DIRECTIONS FOR THIS TASK | Output the data exactly, with every line intact.

Stored data
++++++++++

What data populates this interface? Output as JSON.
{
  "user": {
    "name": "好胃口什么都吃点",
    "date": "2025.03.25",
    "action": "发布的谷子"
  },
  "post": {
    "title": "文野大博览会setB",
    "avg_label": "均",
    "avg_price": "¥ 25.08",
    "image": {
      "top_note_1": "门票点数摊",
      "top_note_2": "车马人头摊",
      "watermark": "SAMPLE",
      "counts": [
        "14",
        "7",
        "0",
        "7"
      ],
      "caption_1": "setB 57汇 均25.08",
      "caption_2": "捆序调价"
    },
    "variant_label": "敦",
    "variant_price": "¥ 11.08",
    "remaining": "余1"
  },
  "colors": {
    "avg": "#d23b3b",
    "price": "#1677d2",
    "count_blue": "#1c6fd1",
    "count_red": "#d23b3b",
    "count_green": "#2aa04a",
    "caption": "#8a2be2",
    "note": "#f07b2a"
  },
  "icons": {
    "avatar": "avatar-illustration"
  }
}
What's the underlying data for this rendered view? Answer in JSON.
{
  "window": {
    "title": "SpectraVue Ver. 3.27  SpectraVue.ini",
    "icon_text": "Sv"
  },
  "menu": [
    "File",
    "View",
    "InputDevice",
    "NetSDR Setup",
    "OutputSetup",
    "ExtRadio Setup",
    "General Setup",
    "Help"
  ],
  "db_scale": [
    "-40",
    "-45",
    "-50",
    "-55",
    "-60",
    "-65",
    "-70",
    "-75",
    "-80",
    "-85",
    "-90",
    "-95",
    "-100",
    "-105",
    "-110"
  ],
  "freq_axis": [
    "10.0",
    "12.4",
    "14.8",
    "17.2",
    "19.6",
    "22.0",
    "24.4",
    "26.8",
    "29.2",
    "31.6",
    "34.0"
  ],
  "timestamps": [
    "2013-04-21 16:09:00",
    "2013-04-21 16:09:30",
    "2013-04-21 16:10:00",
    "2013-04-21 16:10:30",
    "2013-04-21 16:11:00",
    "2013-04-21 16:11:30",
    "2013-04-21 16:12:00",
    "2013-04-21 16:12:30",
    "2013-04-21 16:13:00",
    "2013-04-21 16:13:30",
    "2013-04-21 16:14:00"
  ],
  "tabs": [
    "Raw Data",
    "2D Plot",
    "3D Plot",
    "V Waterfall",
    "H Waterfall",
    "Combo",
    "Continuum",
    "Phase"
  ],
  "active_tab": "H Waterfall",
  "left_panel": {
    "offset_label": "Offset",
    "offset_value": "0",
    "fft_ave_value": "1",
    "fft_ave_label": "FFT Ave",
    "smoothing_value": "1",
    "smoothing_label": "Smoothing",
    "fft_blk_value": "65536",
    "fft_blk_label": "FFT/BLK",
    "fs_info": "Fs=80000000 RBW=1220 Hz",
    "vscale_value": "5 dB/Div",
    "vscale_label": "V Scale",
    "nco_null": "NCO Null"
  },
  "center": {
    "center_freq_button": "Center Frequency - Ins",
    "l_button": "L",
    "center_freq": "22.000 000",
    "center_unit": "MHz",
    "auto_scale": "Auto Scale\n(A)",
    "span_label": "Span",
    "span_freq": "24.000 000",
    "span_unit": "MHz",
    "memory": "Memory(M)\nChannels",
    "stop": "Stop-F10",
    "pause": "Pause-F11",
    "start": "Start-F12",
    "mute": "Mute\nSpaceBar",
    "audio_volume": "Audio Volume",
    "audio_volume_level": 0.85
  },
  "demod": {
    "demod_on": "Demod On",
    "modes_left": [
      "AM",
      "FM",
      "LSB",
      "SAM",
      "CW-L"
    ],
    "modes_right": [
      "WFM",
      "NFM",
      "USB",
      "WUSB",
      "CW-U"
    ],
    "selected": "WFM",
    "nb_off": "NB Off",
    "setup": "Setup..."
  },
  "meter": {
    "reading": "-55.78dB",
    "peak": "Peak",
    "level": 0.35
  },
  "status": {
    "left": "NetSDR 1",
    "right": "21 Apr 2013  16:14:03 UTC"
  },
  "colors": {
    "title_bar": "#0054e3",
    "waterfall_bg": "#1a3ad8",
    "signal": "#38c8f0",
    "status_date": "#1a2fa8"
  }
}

++++++++++

RESULT FOR THIS EXERCISE |
What data populates this interface? Output as JSON.
{
  "user": {
    "name": "好胃口什么都吃点",
    "date": "2025.03.25",
    "action": "发布的谷子"
  },
  "post": {
    "title": "文野大博览会setB",
    "avg_label": "均",
    "avg_price": "¥ 25.08",
    "image": {
      "top_note_1": "门票点数摊",
      "top_note_2": "车马人头摊",
      "watermark": "SAMPLE",
      "counts": [
        "14",
        "7",
        "0",
        "7"
      ],
      "caption_1": "setB 57汇 均25.08",
      "caption_2": "捆序调价"
    },
    "variant_label": "敦",
    "variant_price": "¥ 11.08",
    "remaining": "余1"
  },
  "colors": {
    "avg": "#d23b3b",
    "price": "#1677d2",
    "count_blue": "#1c6fd1",
    "count_red": "#d23b3b",
    "count_green": "#2aa04a",
    "caption": "#8a2be2",
    "note": "#f07b2a"
  },
  "icons": {
    "avatar": "avatar-illustration"
  }
}
What's the underlying data for this rendered view? Answer in JSON.
{
  "window": {
    "title": "SpectraVue Ver. 3.27  SpectraVue.ini",
    "icon_text": "Sv"
  },
  "menu": [
    "File",
    "View",
    "InputDevice",
    "NetSDR Setup",
    "OutputSetup",
    "ExtRadio Setup",
    "General Setup",
    "Help"
  ],
  "db_scale": [
    "-40",
    "-45",
    "-50",
    "-55",
    "-60",
    "-65",
    "-70",
    "-75",
    "-80",
    "-85",
    "-90",
    "-95",
    "-100",
    "-105",
    "-110"
  ],
  "freq_axis": [
    "10.0",
    "12.4",
    "14.8",
    "17.2",
    "19.6",
    "22.0",
    "24.4",
    "26.8",
    "29.2",
    "31.6",
    "34.0"
  ],
  "timestamps": [
    "2013-04-21 16:09:00",
    "2013-04-21 16:09:30",
    "2013-04-21 16:10:00",
    "2013-04-21 16:10:30",
    "2013-04-21 16:11:00",
    "2013-04-21 16:11:30",
    "2013-04-21 16:12:00",
    "2013-04-21 16:12:30",
    "2013-04-21 16:13:00",
    "2013-04-21 16:13:30",
    "2013-04-21 16:14:00"
  ],
  "tabs": [
    "Raw Data",
    "2D Plot",
    "3D Plot",
    "V Waterfall",
    "H Waterfall",
    "Combo",
    "Continuum",
    "Phase"
  ],
  "active_tab": "H Waterfall",
  "left_panel": {
    "offset_label": "Offset",
    "offset_value": "0",
    "fft_ave_value": "1",
    "fft_ave_label": "FFT Ave",
    "smoothing_value": "1",
    "smoothing_label": "Smoothing",
    "fft_blk_value": "65536",
    "fft_blk_label": "FFT/BLK",
    "fs_info": "Fs=80000000 RBW=1220 Hz",
    "vscale_value": "5 dB/Div",
    "vscale_label": "V Scale",
    "nco_null": "NCO Null"
  },
  "center": {
    "center_freq_button": "Center Frequency - Ins",
    "l_button": "L",
    "center_freq": "22.000 000",
    "center_unit": "MHz",
    "auto_scale": "Auto Scale\n(A)",
    "span_label": "Span",
    "span_freq": "24.000 000",
    "span_unit": "MHz",
    "memory": "Memory(M)\nChannels",
    "stop": "Stop-F10",
    "pause": "Pause-F11",
    "start": "Start-F12",
    "mute": "Mute\nSpaceBar",
    "audio_volume": "Audio Volume",
    "audio_volume_level": 0.85
  },
  "demod": {
    "demod_on": "Demod On",
    "modes_left": [
      "AM",
      "FM",
      "LSB",
      "SAM",
      "CW-L"
    ],
    "modes_right": [
      "WFM",
      "NFM",
      "USB",
      "WUSB",
      "CW-U"
    ],
    "selected": "WFM",
    "nb_off": "NB Off",
    "setup": "Setup..."
  },
  "meter": {
    "reading": "-55.78dB",
    "peak": "Peak",
    "level": 0.35
  },
  "status": {
    "left": "NetSDR 1",
    "right": "21 Apr 2013  16:14:03 UTC"
  },
  "colors": {
    "title_bar": "#0054e3",
    "waterfall_bg": "#1a3ad8",
    "signal": "#38c8f0",
    "status_date": "#1a2fa8"
  }
}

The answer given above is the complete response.